_Task to complete_:
Give every distinct variable name that the code in the TFIDF forum thread below assigns a value to with "=" at the start of a line. Keyword arguments inside parentheses don't count.

How to get the value in TFIDF transformer?

I'm new to Python and recently learning text processing using Bag of Words and TFIDF.

I was trying to get the word in column 1001 in my TFIDF by using the following codes:

count_vectorizer = CountVectorizer()
bag_of_words = count_vectorizer.fit_transform(df)

TFIDF_transformer = TfidfTransformer(norm = 'l2')
TFIDF_representation = TFIDF_transformer.fit_transform(bag_of_words)

TFIDF_transformer.get_feature_names_out()[1000]

and the output is "x1000", a token (I assume) instead of a word.

How can I get the exact word in column 1001 in my TFIDF? Am I using the wrong function or missing other steps to interpret the token I get?

Solution

The count vectorizer returns a sparse matrix which doesn't have column names, you need to convert this to a dataframe and then add the words as the column names by pulling them out of the CountVectorizer:

from sklearn.feature_extraction.text import CountVectorizer, TfidfTransformer

count_vectorizer = CountVectorizer()
bag_of_words = count_vectorizer.fit_transform(df)

### Turn sparse array into dense pandas dataframe and add column names (words/tokens)
bag_of_words = pd.DataFrame(bag_of_words.toarray(), columns=count_vectorizer.get_feature_names_out())

TFIDF_transformer = TfidfTransformer(norm = 'l2')
TFIDF_representation = TFIDF_transformer.fit_transform(bag_of_words)

Alternatively, I'll offer that if you're just after TF-IDF vectorization, it will probably be simpler to use the TF-IDF vectorizer directly, as opposed to using the TfidfTransformer:

from sklearn.feature_extraction.text import TfidfVectorizer

TFIDF = TfidfVectorizer()
TFIDF_representation = TFIDF.fit_transform(df)

TFIDF_transformer.get_feature_names_out()

_Raw data_:
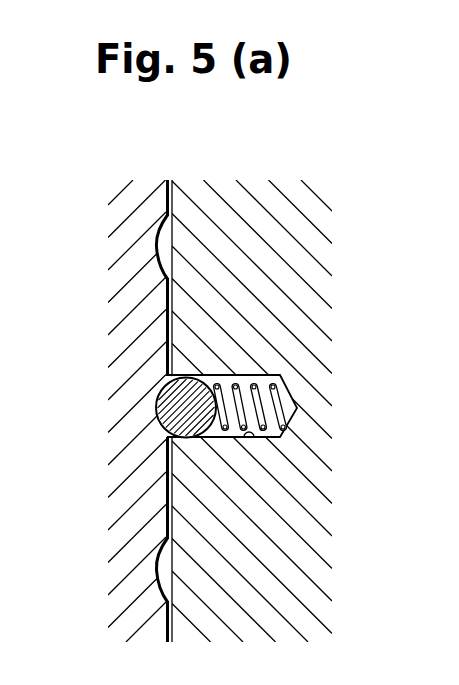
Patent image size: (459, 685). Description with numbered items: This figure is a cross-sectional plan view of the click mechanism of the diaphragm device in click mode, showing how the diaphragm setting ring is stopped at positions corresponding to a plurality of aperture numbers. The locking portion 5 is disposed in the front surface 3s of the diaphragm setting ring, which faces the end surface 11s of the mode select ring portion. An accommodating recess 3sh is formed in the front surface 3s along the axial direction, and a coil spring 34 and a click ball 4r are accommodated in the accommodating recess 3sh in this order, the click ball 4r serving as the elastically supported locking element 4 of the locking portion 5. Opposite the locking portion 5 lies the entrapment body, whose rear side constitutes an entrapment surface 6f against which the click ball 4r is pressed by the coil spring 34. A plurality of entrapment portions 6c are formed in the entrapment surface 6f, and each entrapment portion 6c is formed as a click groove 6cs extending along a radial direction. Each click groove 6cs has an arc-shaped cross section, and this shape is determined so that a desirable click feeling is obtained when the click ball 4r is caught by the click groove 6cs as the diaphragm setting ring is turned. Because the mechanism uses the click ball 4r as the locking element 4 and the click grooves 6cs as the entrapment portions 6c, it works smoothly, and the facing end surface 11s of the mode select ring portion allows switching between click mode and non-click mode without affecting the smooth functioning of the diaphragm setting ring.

_Full solution_:
count_vectorizer, bag_of_words, TFIDF_transformer, TFIDF_representation, TFIDF